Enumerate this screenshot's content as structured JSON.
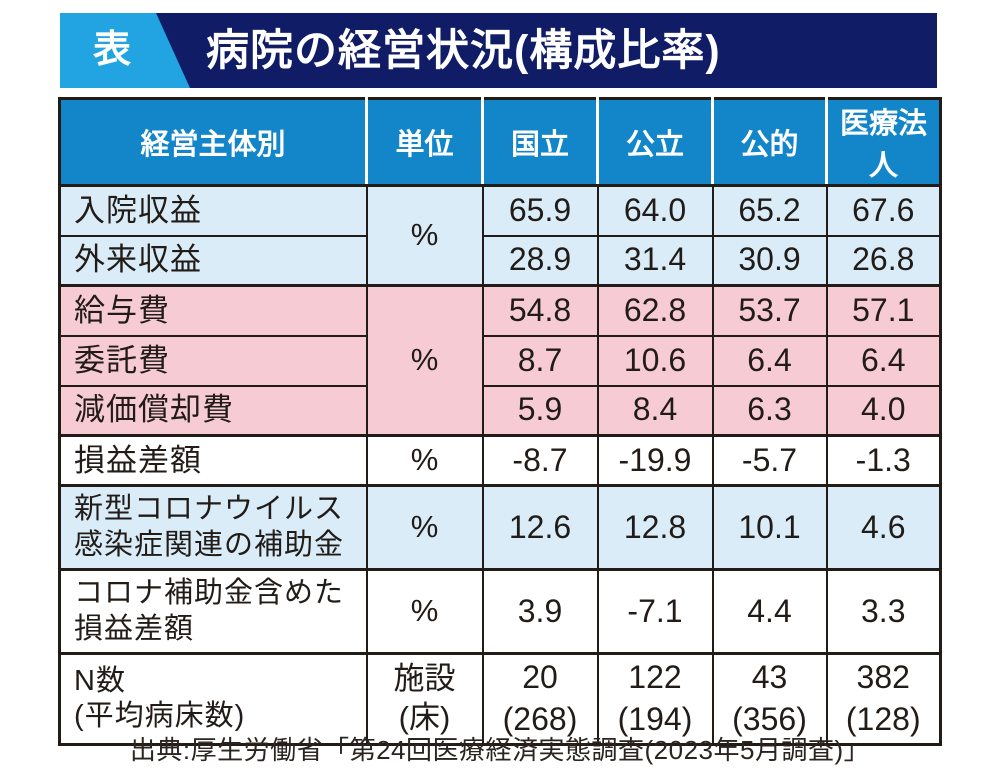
{
  "header": {
    "tag": "表",
    "title": "病院の経営状況(構成比率)"
  },
  "chart_data": {
    "type": "table",
    "title": "病院の経営状況(構成比率)",
    "columns": [
      "経営主体別",
      "単位",
      "国立",
      "公立",
      "公的",
      "医療法人"
    ],
    "row_groups": [
      {
        "bg": "lightblue",
        "unit": "%",
        "rows": [
          {
            "label": "入院収益",
            "values": [
              "65.9",
              "64.0",
              "65.2",
              "67.6"
            ]
          },
          {
            "label": "外来収益",
            "values": [
              "28.9",
              "31.4",
              "30.9",
              "26.8"
            ]
          }
        ]
      },
      {
        "bg": "pink",
        "unit": "%",
        "rows": [
          {
            "label": "給与費",
            "values": [
              "54.8",
              "62.8",
              "53.7",
              "57.1"
            ]
          },
          {
            "label": "委託費",
            "values": [
              "8.7",
              "10.6",
              "6.4",
              "6.4"
            ]
          },
          {
            "label": "減価償却費",
            "values": [
              "5.9",
              "8.4",
              "6.3",
              "4.0"
            ]
          }
        ]
      },
      {
        "bg": "white",
        "unit": "%",
        "rows": [
          {
            "label": "損益差額",
            "values": [
              "-8.7",
              "-19.9",
              "-5.7",
              "-1.3"
            ]
          }
        ]
      },
      {
        "bg": "lightblue",
        "unit": "%",
        "rows": [
          {
            "label": [
              "新型コロナウイルス",
              "感染症関連の補助金"
            ],
            "values": [
              "12.6",
              "12.8",
              "10.1",
              "4.6"
            ]
          }
        ]
      },
      {
        "bg": "white",
        "unit": "%",
        "rows": [
          {
            "label": [
              "コロナ補助金含めた",
              "損益差額"
            ],
            "values": [
              "3.9",
              "-7.1",
              "4.4",
              "3.3"
            ]
          }
        ]
      },
      {
        "bg": "white",
        "unit": [
          "施設",
          "(床)"
        ],
        "rows": [
          {
            "label": [
              "N数",
              "(平均病床数)"
            ],
            "values": [
              [
                "20",
                "(268)"
              ],
              [
                "122",
                "(194)"
              ],
              [
                "43",
                "(356)"
              ],
              [
                "382",
                "(128)"
              ]
            ]
          }
        ]
      }
    ],
    "source": "出典:厚生労働省「第24回医療経済実態調査(2023年5月調査)」"
  },
  "colors": {
    "navy": "#101c66",
    "cyan": "#22a3e2",
    "header-blue": "#1386c9",
    "row-lightblue": "#d9ecf8",
    "row-pink": "#f6cbd4",
    "border": "#221c18",
    "text": "#221c18"
  }
}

|---|

Instructions for the task. Go through the entries above and print each one exactly, minus the pictures.

Answer.
Enumerate this screenshot's content as structured JSON.
{
  "header": {
    "tag": "表",
    "title": "病院の経営状況(構成比率)"
  },
  "chart_data": {
    "type": "table",
    "title": "病院の経営状況(構成比率)",
    "columns": [
      "経営主体別",
      "単位",
      "国立",
      "公立",
      "公的",
      "医療法人"
    ],
    "row_groups": [
      {
        "bg": "lightblue",
        "unit": "%",
        "rows": [
          {
            "label": "入院収益",
            "values": [
              "65.9",
              "64.0",
              "65.2",
              "67.6"
            ]
          },
          {
            "label": "外来収益",
            "values": [
              "28.9",
              "31.4",
              "30.9",
              "26.8"
            ]
          }
        ]
      },
      {
        "bg": "pink",
        "unit": "%",
        "rows": [
          {
            "label": "給与費",
            "values": [
              "54.8",
              "62.8",
              "53.7",
              "57.1"
            ]
          },
          {
            "label": "委託費",
            "values": [
              "8.7",
              "10.6",
              "6.4",
              "6.4"
            ]
          },
          {
            "label": "減価償却費",
            "values": [
              "5.9",
              "8.4",
              "6.3",
              "4.0"
            ]
          }
        ]
      },
      {
        "bg": "white",
        "unit": "%",
        "rows": [
          {
            "label": "損益差額",
            "values": [
              "-8.7",
              "-19.9",
              "-5.7",
              "-1.3"
            ]
          }
        ]
      },
      {
        "bg": "lightblue",
        "unit": "%",
        "rows": [
          {
            "label": [
              "新型コロナウイルス",
              "感染症関連の補助金"
            ],
            "values": [
              "12.6",
              "12.8",
              "10.1",
              "4.6"
            ]
          }
        ]
      },
      {
        "bg": "white",
        "unit": "%",
        "rows": [
          {
            "label": [
              "コロナ補助金含めた",
              "損益差額"
            ],
            "values": [
              "3.9",
              "-7.1",
              "4.4",
              "3.3"
            ]
          }
        ]
      },
      {
        "bg": "white",
        "unit": [
          "施設",
          "(床)"
        ],
        "rows": [
          {
            "label": [
              "N数",
              "(平均病床数)"
            ],
            "values": [
              [
                "20",
                "(268)"
              ],
              [
                "122",
                "(194)"
              ],
              [
                "43",
                "(356)"
              ],
              [
                "382",
                "(128)"
              ]
            ]
          }
        ]
      }
    ],
    "source": "出典:厚生労働省「第24回医療経済実態調査(2023年5月調査)」"
  },
  "colors": {
    "navy": "#101c66",
    "cyan": "#22a3e2",
    "header-blue": "#1386c9",
    "row-lightblue": "#d9ecf8",
    "row-pink": "#f6cbd4",
    "border": "#221c18",
    "text": "#221c18"
  }
}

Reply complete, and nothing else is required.